● **GIVEN TASK**
Print the listing below in its entirety, character for character.

● **INFORMATION SUPPLIED**
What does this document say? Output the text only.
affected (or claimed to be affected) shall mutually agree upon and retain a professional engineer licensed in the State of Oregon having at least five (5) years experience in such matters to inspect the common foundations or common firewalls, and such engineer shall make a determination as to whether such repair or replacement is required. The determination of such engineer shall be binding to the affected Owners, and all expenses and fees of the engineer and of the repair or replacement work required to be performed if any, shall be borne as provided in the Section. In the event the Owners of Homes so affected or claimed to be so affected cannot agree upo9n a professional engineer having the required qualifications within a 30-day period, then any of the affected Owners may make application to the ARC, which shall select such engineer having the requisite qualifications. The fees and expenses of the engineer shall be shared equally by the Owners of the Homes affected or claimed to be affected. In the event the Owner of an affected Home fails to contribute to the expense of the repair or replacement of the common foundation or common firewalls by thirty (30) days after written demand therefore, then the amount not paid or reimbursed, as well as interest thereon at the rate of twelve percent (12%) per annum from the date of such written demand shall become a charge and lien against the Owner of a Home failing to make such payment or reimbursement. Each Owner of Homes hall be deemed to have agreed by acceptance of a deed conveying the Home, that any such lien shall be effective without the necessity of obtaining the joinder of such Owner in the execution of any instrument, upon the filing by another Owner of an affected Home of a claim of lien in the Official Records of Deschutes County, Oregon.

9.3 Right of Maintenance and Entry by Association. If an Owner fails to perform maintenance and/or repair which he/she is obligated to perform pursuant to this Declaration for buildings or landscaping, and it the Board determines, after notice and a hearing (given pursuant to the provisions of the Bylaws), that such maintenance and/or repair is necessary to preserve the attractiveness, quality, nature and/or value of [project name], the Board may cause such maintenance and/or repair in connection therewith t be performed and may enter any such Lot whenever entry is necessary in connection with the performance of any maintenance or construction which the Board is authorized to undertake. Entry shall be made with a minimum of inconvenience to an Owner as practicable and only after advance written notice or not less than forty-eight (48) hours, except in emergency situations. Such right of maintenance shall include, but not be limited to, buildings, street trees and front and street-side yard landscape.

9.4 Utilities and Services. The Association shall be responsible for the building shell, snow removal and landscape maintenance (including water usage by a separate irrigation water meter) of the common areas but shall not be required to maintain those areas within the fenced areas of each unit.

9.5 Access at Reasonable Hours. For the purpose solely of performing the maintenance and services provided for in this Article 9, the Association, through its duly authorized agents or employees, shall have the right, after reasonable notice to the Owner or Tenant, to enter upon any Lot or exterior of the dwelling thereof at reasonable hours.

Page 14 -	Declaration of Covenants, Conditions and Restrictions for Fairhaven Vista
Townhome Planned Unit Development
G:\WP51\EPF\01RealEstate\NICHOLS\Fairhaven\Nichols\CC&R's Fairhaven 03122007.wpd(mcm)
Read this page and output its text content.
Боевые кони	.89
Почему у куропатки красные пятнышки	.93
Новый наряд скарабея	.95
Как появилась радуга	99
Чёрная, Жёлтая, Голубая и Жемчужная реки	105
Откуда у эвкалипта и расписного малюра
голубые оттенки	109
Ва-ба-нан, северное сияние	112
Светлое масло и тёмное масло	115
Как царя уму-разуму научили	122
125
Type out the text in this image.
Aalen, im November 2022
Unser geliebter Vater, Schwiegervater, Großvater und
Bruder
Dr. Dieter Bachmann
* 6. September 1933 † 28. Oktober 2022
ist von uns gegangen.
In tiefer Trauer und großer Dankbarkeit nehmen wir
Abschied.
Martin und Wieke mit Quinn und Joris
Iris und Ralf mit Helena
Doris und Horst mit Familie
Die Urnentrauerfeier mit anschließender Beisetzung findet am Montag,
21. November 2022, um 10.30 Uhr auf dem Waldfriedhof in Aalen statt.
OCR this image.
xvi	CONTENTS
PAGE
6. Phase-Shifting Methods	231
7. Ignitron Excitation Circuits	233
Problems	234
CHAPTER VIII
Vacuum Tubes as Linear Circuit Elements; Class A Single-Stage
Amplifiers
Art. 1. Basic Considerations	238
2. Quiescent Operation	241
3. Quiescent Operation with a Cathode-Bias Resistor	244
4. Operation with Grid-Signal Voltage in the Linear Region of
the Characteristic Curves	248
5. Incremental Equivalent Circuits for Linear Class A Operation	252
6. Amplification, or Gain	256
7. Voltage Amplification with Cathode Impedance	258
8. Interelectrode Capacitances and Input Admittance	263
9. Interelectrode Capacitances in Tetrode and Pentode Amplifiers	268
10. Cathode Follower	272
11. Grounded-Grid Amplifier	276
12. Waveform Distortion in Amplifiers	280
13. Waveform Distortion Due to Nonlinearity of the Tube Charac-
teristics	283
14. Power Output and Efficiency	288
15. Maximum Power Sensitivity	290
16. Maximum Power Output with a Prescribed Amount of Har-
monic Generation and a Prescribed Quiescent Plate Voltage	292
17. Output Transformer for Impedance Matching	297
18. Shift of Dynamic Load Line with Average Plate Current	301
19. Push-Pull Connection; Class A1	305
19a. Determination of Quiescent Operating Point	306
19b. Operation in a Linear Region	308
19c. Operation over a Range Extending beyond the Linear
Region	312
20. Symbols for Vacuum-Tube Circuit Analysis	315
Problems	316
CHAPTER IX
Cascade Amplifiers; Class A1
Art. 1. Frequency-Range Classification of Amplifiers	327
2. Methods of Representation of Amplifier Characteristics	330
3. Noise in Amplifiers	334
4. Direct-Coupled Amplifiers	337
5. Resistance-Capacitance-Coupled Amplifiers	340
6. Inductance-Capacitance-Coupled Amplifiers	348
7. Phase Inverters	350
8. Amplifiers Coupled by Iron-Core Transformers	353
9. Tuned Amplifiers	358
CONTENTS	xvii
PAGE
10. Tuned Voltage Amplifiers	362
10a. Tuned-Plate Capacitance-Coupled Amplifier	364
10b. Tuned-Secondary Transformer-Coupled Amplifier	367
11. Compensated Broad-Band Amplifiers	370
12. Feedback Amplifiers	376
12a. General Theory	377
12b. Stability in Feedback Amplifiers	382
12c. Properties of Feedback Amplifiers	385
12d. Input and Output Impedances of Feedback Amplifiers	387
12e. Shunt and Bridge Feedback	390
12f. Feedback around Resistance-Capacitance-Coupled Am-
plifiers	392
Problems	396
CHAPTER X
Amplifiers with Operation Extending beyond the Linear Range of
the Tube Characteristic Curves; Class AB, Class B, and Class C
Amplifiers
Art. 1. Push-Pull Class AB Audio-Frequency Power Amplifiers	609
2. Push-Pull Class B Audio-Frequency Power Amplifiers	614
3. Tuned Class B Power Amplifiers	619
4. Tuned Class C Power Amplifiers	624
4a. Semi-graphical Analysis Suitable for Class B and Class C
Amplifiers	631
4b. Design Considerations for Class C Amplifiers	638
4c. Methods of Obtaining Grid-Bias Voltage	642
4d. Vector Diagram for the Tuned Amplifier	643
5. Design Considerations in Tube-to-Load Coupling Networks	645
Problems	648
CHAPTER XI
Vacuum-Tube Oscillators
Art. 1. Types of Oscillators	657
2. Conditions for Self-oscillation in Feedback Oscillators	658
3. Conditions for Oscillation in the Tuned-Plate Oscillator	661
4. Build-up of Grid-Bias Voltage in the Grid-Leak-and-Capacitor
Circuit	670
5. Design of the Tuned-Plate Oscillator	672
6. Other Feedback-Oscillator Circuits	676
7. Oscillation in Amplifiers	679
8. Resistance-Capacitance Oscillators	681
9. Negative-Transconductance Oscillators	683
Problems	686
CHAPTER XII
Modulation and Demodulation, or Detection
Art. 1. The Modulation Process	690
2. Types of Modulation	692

● **EXERCISE RESPONSE**
What does this document say? Output the text only.
affected (or claimed to be affected) shall mutually agree upon and retain a professional engineer licensed in the State of Oregon having at least five (5) years experience in such matters to inspect the common foundations or common firewalls, and such engineer shall make a determination as to whether such repair or replacement is required. The determination of such engineer shall be binding to the affected Owners, and all expenses and fees of the engineer and of the repair or replacement work required to be performed if any, shall be borne as provided in the Section. In the event the Owners of Homes so affected or claimed to be so affected cannot agree upo9n a professional engineer having the required qualifications within a 30-day period, then any of the affected Owners may make application to the ARC, which shall select such engineer having the requisite qualifications. The fees and expenses of the engineer shall be shared equally by the Owners of the Homes affected or claimed to be affected. In the event the Owner of an affected Home fails to contribute to the expense of the repair or replacement of the common foundation or common firewalls by thirty (30) days after written demand therefore, then the amount not paid or reimbursed, as well as interest thereon at the rate of twelve percent (12%) per annum from the date of such written demand shall become a charge and lien against the Owner of a Home failing to make such payment or reimbursement. Each Owner of Homes hall be deemed to have agreed by acceptance of a deed conveying the Home, that any such lien shall be effective without the necessity of obtaining the joinder of such Owner in the execution of any instrument, upon the filing by another Owner of an affected Home of a claim of lien in the Official Records of Deschutes County, Oregon.

9.3 Right of Maintenance and Entry by Association. If an Owner fails to perform maintenance and/or repair which he/she is obligated to perform pursuant to this Declaration for buildings or landscaping, and it the Board determines, after notice and a hearing (given pursuant to the provisions of the Bylaws), that such maintenance and/or repair is necessary to preserve the attractiveness, quality, nature and/or value of [project name], the Board may cause such maintenance and/or repair in connection therewith t be performed and may enter any such Lot whenever entry is necessary in connection with the performance of any maintenance or construction which the Board is authorized to undertake. Entry shall be made with a minimum of inconvenience to an Owner as practicable and only after advance written notice or not less than forty-eight (48) hours, except in emergency situations. Such right of maintenance shall include, but not be limited to, buildings, street trees and front and street-side yard landscape.

9.4 Utilities and Services. The Association shall be responsible for the building shell, snow removal and landscape maintenance (including water usage by a separate irrigation water meter) of the common areas but shall not be required to maintain those areas within the fenced areas of each unit.

9.5 Access at Reasonable Hours. For the purpose solely of performing the maintenance and services provided for in this Article 9, the Association, through its duly authorized agents or employees, shall have the right, after reasonable notice to the Owner or Tenant, to enter upon any Lot or exterior of the dwelling thereof at reasonable hours.

Page 14 -	Declaration of Covenants, Conditions and Restrictions for Fairhaven Vista
Townhome Planned Unit Development
G:\WP51\EPF\01RealEstate\NICHOLS\Fairhaven\Nichols\CC&R's Fairhaven 03122007.wpd(mcm)
Read this page and output its text content.
Боевые кони	.89
Почему у куропатки красные пятнышки	.93
Новый наряд скарабея	.95
Как появилась радуга	99
Чёрная, Жёлтая, Голубая и Жемчужная реки	105
Откуда у эвкалипта и расписного малюра
голубые оттенки	109
Ва-ба-нан, северное сияние	112
Светлое масло и тёмное масло	115
Как царя уму-разуму научили	122
125
Type out the text in this image.
Aalen, im November 2022
Unser geliebter Vater, Schwiegervater, Großvater und
Bruder
Dr. Dieter Bachmann
* 6. September 1933 † 28. Oktober 2022
ist von uns gegangen.
In tiefer Trauer und großer Dankbarkeit nehmen wir
Abschied.
Martin und Wieke mit Quinn und Joris
Iris und Ralf mit Helena
Doris und Horst mit Familie
Die Urnentrauerfeier mit anschließender Beisetzung findet am Montag,
21. November 2022, um 10.30 Uhr auf dem Waldfriedhof in Aalen statt.
OCR this image.
xvi	CONTENTS
PAGE
6. Phase-Shifting Methods	231
7. Ignitron Excitation Circuits	233
Problems	234
CHAPTER VIII
Vacuum Tubes as Linear Circuit Elements; Class A Single-Stage
Amplifiers
Art. 1. Basic Considerations	238
2. Quiescent Operation	241
3. Quiescent Operation with a Cathode-Bias Resistor	244
4. Operation with Grid-Signal Voltage in the Linear Region of
the Characteristic Curves	248
5. Incremental Equivalent Circuits for Linear Class A Operation	252
6. Amplification, or Gain	256
7. Voltage Amplification with Cathode Impedance	258
8. Interelectrode Capacitances and Input Admittance	263
9. Interelectrode Capacitances in Tetrode and Pentode Amplifiers	268
10. Cathode Follower	272
11. Grounded-Grid Amplifier	276
12. Waveform Distortion in Amplifiers	280
13. Waveform Distortion Due to Nonlinearity of the Tube Charac-
teristics	283
14. Power Output and Efficiency	288
15. Maximum Power Sensitivity	290
16. Maximum Power Output with a Prescribed Amount of Har-
monic Generation and a Prescribed Quiescent Plate Voltage	292
17. Output Transformer for Impedance Matching	297
18. Shift of Dynamic Load Line with Average Plate Current	301
19. Push-Pull Connection; Class A1	305
19a. Determination of Quiescent Operating Point	306
19b. Operation in a Linear Region	308
19c. Operation over a Range Extending beyond the Linear
Region	312
20. Symbols for Vacuum-Tube Circuit Analysis	315
Problems	316
CHAPTER IX
Cascade Amplifiers; Class A1
Art. 1. Frequency-Range Classification of Amplifiers	327
2. Methods of Representation of Amplifier Characteristics	330
3. Noise in Amplifiers	334
4. Direct-Coupled Amplifiers	337
5. Resistance-Capacitance-Coupled Amplifiers	340
6. Inductance-Capacitance-Coupled Amplifiers	348
7. Phase Inverters	350
8. Amplifiers Coupled by Iron-Core Transformers	353
9. Tuned Amplifiers	358
CONTENTS	xvii
PAGE
10. Tuned Voltage Amplifiers	362
10a. Tuned-Plate Capacitance-Coupled Amplifier	364
10b. Tuned-Secondary Transformer-Coupled Amplifier	367
11. Compensated Broad-Band Amplifiers	370
12. Feedback Amplifiers	376
12a. General Theory	377
12b. Stability in Feedback Amplifiers	382
12c. Properties of Feedback Amplifiers	385
12d. Input and Output Impedances of Feedback Amplifiers	387
12e. Shunt and Bridge Feedback	390
12f. Feedback around Resistance-Capacitance-Coupled Am-
plifiers	392
Problems	396
CHAPTER X
Amplifiers with Operation Extending beyond the Linear Range of
the Tube Characteristic Curves; Class AB, Class B, and Class C
Amplifiers
Art. 1. Push-Pull Class AB Audio-Frequency Power Amplifiers	609
2. Push-Pull Class B Audio-Frequency Power Amplifiers	614
3. Tuned Class B Power Amplifiers	619
4. Tuned Class C Power Amplifiers	624
4a. Semi-graphical Analysis Suitable for Class B and Class C
Amplifiers	631
4b. Design Considerations for Class C Amplifiers	638
4c. Methods of Obtaining Grid-Bias Voltage	642
4d. Vector Diagram for the Tuned Amplifier	643
5. Design Considerations in Tube-to-Load Coupling Networks	645
Problems	648
CHAPTER XI
Vacuum-Tube Oscillators
Art. 1. Types of Oscillators	657
2. Conditions for Self-oscillation in Feedback Oscillators	658
3. Conditions for Oscillation in the Tuned-Plate Oscillator	661
4. Build-up of Grid-Bias Voltage in the Grid-Leak-and-Capacitor
Circuit	670
5. Design of the Tuned-Plate Oscillator	672
6. Other Feedback-Oscillator Circuits	676
7. Oscillation in Amplifiers	679
8. Resistance-Capacitance Oscillators	681
9. Negative-Transconductance Oscillators	683
Problems	686
CHAPTER XII
Modulation and Demodulation, or Detection
Art. 1. The Modulation Process	690
2. Types of Modulation	692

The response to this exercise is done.